◆ Work to complete: Copy out every line of the listing below verbatim, from the line that contains "building-icon [60,248,106,304]" down to the end of the listing, with both ends included. Leave out any pictures.

Listing of boxed items
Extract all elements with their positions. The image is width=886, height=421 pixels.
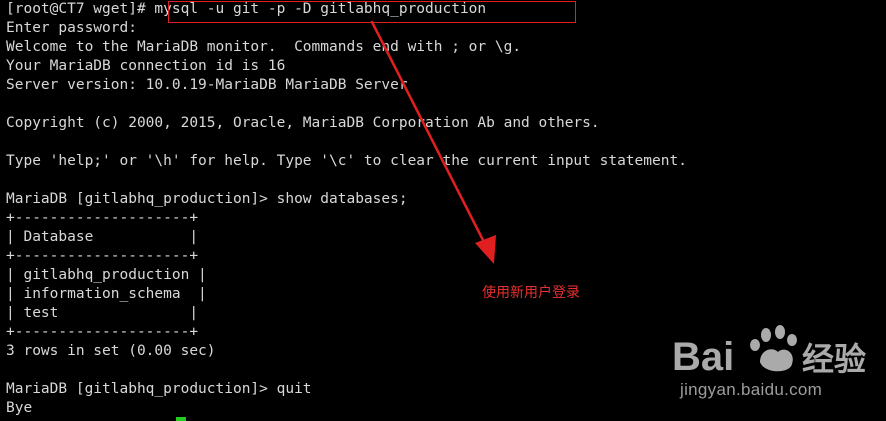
terminal-line-rows-count: 3 rows in set (0.00 sec) — [6, 343, 216, 359]
terminal-line-show-databases: MariaDB [gitlabhq_production]> show data… — [6, 191, 408, 207]
baidu-jingyan-watermark: Bai 经验 jingyan.baidu.com — [668, 318, 878, 418]
table-border: +--------------------+ — [6, 210, 199, 226]
terminal-line-welcome: Welcome to the MariaDB monitor. Commands… — [6, 39, 522, 55]
table-border: +--------------------+ — [6, 248, 199, 264]
table-row: | test | — [6, 305, 199, 321]
terminal-line-quit: MariaDB [gitlabhq_production]> quit — [6, 381, 312, 397]
table-row: | gitlabhq_production | — [6, 267, 207, 283]
table-row: | information_schema | — [6, 286, 207, 302]
terminal-line-connection: Your MariaDB connection id is 16 — [6, 58, 286, 74]
command-highlight-box — [168, 1, 576, 23]
terminal-line-bye: Bye — [6, 400, 33, 416]
table-header: | Database | — [6, 229, 199, 245]
svg-text:Bai: Bai — [672, 335, 734, 379]
watermark-url: jingyan.baidu.com — [680, 380, 823, 399]
terminal-window[interactable]: [root@CT7 wget]# mysql -u git -p -D gitl… — [0, 0, 886, 421]
terminal-cursor — [176, 417, 186, 421]
terminal-line-server: Server version: 10.0.19-MariaDB MariaDB … — [6, 77, 408, 93]
baidu-paw-logo-icon: Bai 经验 — [672, 325, 866, 379]
terminal-line-copyright: Copyright (c) 2000, 2015, Oracle, MariaD… — [6, 115, 600, 131]
terminal-line-help: Type 'help;' or '\h' for help. Type '\c'… — [6, 153, 687, 169]
annotation-text: 使用新用户登录 — [482, 285, 580, 301]
table-border: +--------------------+ — [6, 324, 199, 340]
terminal-line-password: Enter password: — [6, 20, 137, 36]
svg-text:经验: 经验 — [802, 340, 866, 378]
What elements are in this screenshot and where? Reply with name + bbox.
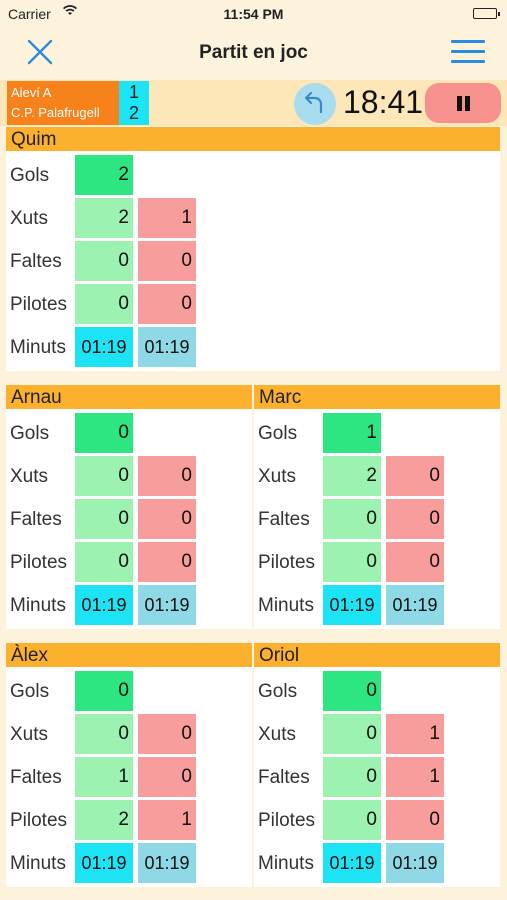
player-name: Arnau xyxy=(6,385,252,409)
away-team-name: C.P. Palafrugell xyxy=(11,105,100,120)
team-names: Aleví A C.P. Palafrugell xyxy=(7,81,119,125)
balls-label: Pilotes xyxy=(10,810,68,831)
minutes-played-cell[interactable]: 01:19 xyxy=(75,843,133,883)
balls-won-cell[interactable]: 0 xyxy=(323,800,381,840)
fouls-committed-cell[interactable]: 1 xyxy=(386,757,444,797)
shots-label: Xuts xyxy=(258,724,297,745)
minutes-played-cell[interactable]: 01:19 xyxy=(75,585,133,625)
navigation-bar: Partit en joc xyxy=(0,28,507,76)
fouls-received-cell[interactable]: 0 xyxy=(323,499,381,539)
fouls-committed-cell[interactable]: 0 xyxy=(386,499,444,539)
shots-label: Xuts xyxy=(10,466,49,487)
menu-icon[interactable] xyxy=(451,40,485,64)
goals-label: Gols xyxy=(10,423,50,444)
fouls-label: Faltes xyxy=(10,251,62,272)
minutes-played-cell[interactable]: 01:19 xyxy=(75,327,133,367)
minutes-label: Minuts xyxy=(10,337,66,358)
home-score: 1 xyxy=(128,82,139,102)
shots-missed-cell[interactable]: 0 xyxy=(386,456,444,496)
pause-icon xyxy=(457,96,462,111)
player-card: Arnau Gols 0 Xuts 0 0 Faltes 0 0 Pilotes… xyxy=(6,385,252,629)
balls-lost-cell[interactable]: 0 xyxy=(386,800,444,840)
scores: 1 2 xyxy=(119,81,149,125)
shots-on-target-cell[interactable]: 2 xyxy=(323,456,381,496)
battery-icon xyxy=(473,8,500,19)
fouls-received-cell[interactable]: 1 xyxy=(75,757,133,797)
player-name: Àlex xyxy=(6,643,252,667)
fouls-received-cell[interactable]: 0 xyxy=(75,499,133,539)
match-clock: 18:41 xyxy=(343,84,424,120)
balls-lost-cell[interactable]: 0 xyxy=(138,284,196,324)
score-bar: Aleví A C.P. Palafrugell 1 2 18:41 xyxy=(0,80,507,126)
status-bar: Carrier 11:54 PM xyxy=(0,0,507,28)
minutes-total-cell: 01:19 xyxy=(138,327,196,367)
balls-lost-cell[interactable]: 1 xyxy=(138,800,196,840)
player-card: Marc Gols 1 Xuts 2 0 Faltes 0 0 Pilotes … xyxy=(254,385,500,629)
home-team-name: Aleví A xyxy=(11,85,52,100)
shots-label: Xuts xyxy=(10,724,49,745)
fouls-label: Faltes xyxy=(258,767,310,788)
balls-won-cell[interactable]: 0 xyxy=(323,542,381,582)
shots-missed-cell[interactable]: 1 xyxy=(386,714,444,754)
pause-button[interactable] xyxy=(425,83,501,123)
balls-label: Pilotes xyxy=(258,810,316,831)
player-card: Àlex Gols 0 Xuts 0 0 Faltes 1 0 Pilotes … xyxy=(6,643,252,887)
minutes-played-cell[interactable]: 01:19 xyxy=(323,585,381,625)
shots-on-target-cell[interactable]: 0 xyxy=(75,714,133,754)
shots-label: Xuts xyxy=(258,466,297,487)
goals-cell[interactable]: 0 xyxy=(323,671,381,711)
goals-label: Gols xyxy=(10,165,50,186)
balls-won-cell[interactable]: 2 xyxy=(75,800,133,840)
balls-label: Pilotes xyxy=(10,552,68,573)
balls-won-cell[interactable]: 0 xyxy=(75,542,133,582)
shots-missed-cell[interactable]: 0 xyxy=(138,456,196,496)
shots-on-target-cell[interactable]: 0 xyxy=(323,714,381,754)
fouls-received-cell[interactable]: 0 xyxy=(323,757,381,797)
shots-label: Xuts xyxy=(10,208,49,229)
goals-cell[interactable]: 1 xyxy=(323,413,381,453)
fouls-label: Faltes xyxy=(10,767,62,788)
balls-label: Pilotes xyxy=(10,294,68,315)
undo-icon xyxy=(304,91,323,114)
fouls-label: Faltes xyxy=(258,509,310,530)
minutes-total-cell: 01:19 xyxy=(138,843,196,883)
fouls-label: Faltes xyxy=(10,509,62,530)
fouls-committed-cell[interactable]: 0 xyxy=(138,499,196,539)
fouls-committed-cell[interactable]: 0 xyxy=(138,241,196,281)
player-name: Marc xyxy=(254,385,500,409)
player-card: Quim Gols 2 Xuts 2 1 Faltes 0 0 Pilotes … xyxy=(6,127,500,371)
fouls-received-cell[interactable]: 0 xyxy=(75,241,133,281)
goals-cell[interactable]: 0 xyxy=(75,671,133,711)
balls-lost-cell[interactable]: 0 xyxy=(138,542,196,582)
away-score: 2 xyxy=(128,103,139,123)
shots-missed-cell[interactable]: 1 xyxy=(138,198,196,238)
player-name: Oriol xyxy=(254,643,500,667)
goals-cell[interactable]: 0 xyxy=(75,413,133,453)
page-title: Partit en joc xyxy=(199,42,308,63)
minutes-label: Minuts xyxy=(10,853,66,874)
minutes-played-cell[interactable]: 01:19 xyxy=(323,843,381,883)
shots-on-target-cell[interactable]: 2 xyxy=(75,198,133,238)
minutes-label: Minuts xyxy=(258,595,314,616)
fouls-committed-cell[interactable]: 0 xyxy=(138,757,196,797)
balls-label: Pilotes xyxy=(258,552,316,573)
goals-label: Gols xyxy=(258,423,298,444)
undo-button[interactable] xyxy=(294,83,336,125)
minutes-total-cell: 01:19 xyxy=(386,843,444,883)
balls-lost-cell[interactable]: 0 xyxy=(386,542,444,582)
goals-cell[interactable]: 2 xyxy=(75,155,133,195)
shots-on-target-cell[interactable]: 0 xyxy=(75,456,133,496)
player-name: Quim xyxy=(6,127,500,151)
minutes-label: Minuts xyxy=(258,853,314,874)
minutes-total-cell: 01:19 xyxy=(138,585,196,625)
goals-label: Gols xyxy=(258,681,298,702)
goals-label: Gols xyxy=(10,681,50,702)
minutes-total-cell: 01:19 xyxy=(386,585,444,625)
shots-missed-cell[interactable]: 0 xyxy=(138,714,196,754)
status-time: 11:54 PM xyxy=(223,6,284,22)
balls-won-cell[interactable]: 0 xyxy=(75,284,133,324)
player-card: Oriol Gols 0 Xuts 0 1 Faltes 0 1 Pilotes… xyxy=(254,643,500,887)
minutes-label: Minuts xyxy=(10,595,66,616)
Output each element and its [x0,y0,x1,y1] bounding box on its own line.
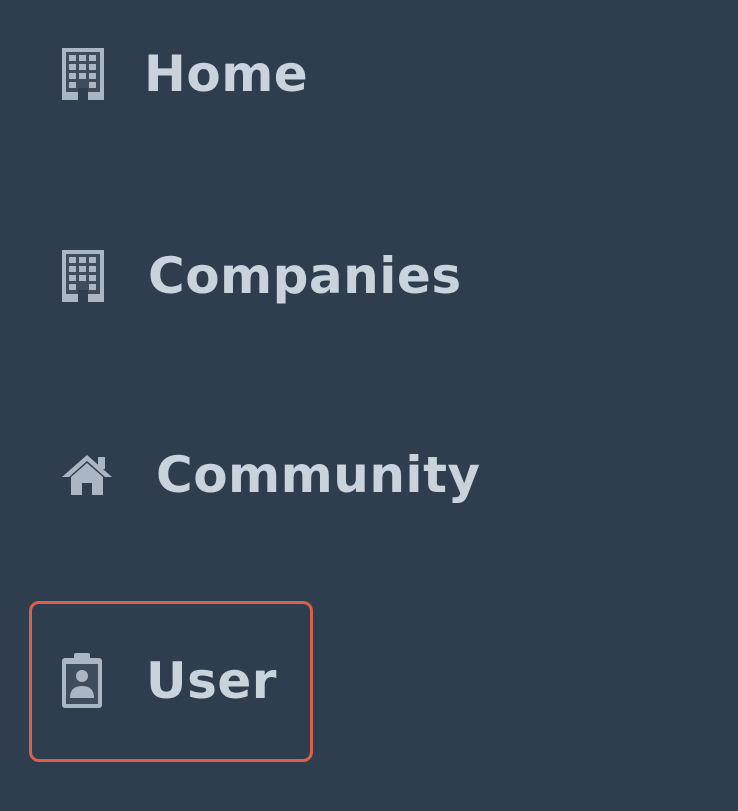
building-icon [60,248,106,304]
sidebar-nav: Home Companies Community User [0,0,738,811]
active-item-highlight [29,601,313,762]
home-icon [60,453,114,497]
sidebar-item-home[interactable]: Home [60,46,308,102]
sidebar-item-companies[interactable]: Companies [60,248,462,304]
sidebar-item-label: Companies [148,247,462,305]
sidebar-item-label: Community [156,446,481,504]
building-icon [60,46,106,102]
sidebar-item-label: Home [144,45,309,103]
sidebar-item-community[interactable]: Community [60,450,481,500]
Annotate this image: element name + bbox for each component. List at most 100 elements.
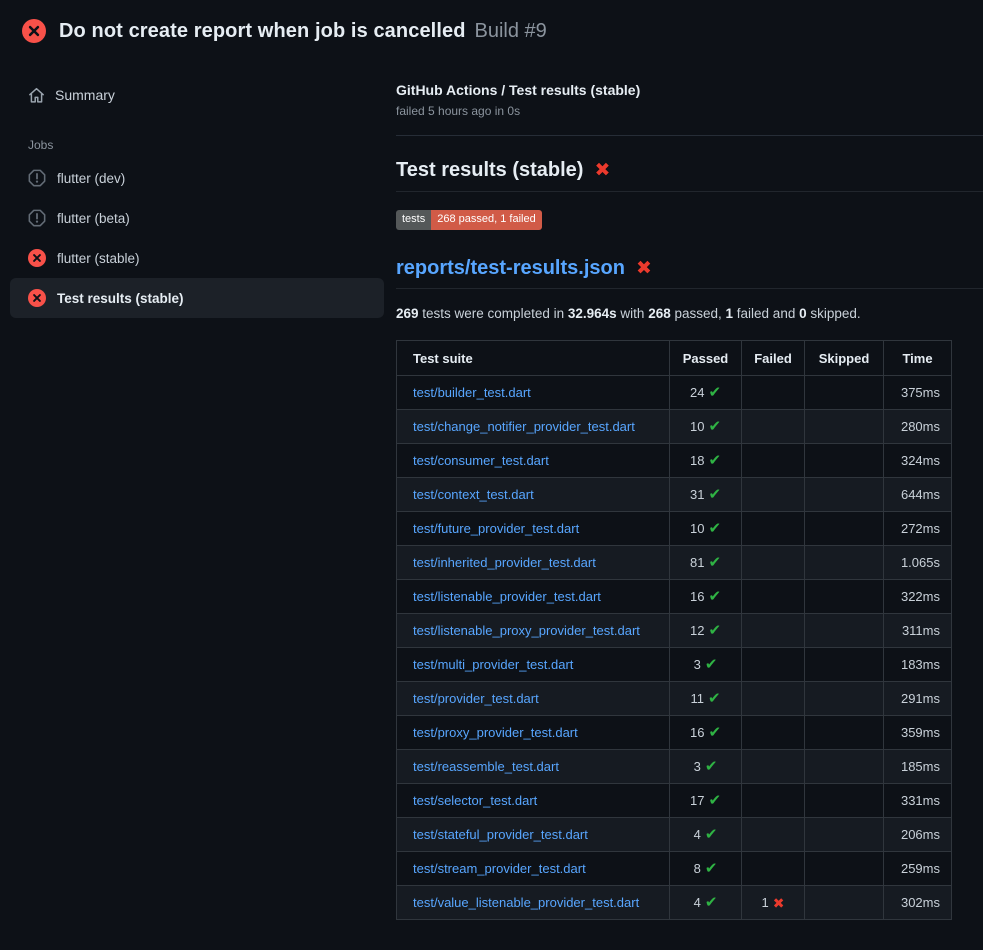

◆ Result of this task:
building-icon [60,248,106,304]
sidebar-nav: Home Companies Community User [0,0,738,811]
active-item-highlight [29,601,313,762]
home-icon [60,453,114,497]
sidebar-item-home[interactable]: Home [60,46,308,102]
sidebar-item-companies[interactable]: Companies [60,248,462,304]
sidebar-item-label: Companies [148,247,462,305]
sidebar-item-label: Community [156,446,481,504]
building-icon [60,46,106,102]
sidebar-item-label: Home [144,45,309,103]
sidebar-item-community[interactable]: Community [60,450,481,500]
Annotate this image: element name + bbox for each component. List at most 100 elements.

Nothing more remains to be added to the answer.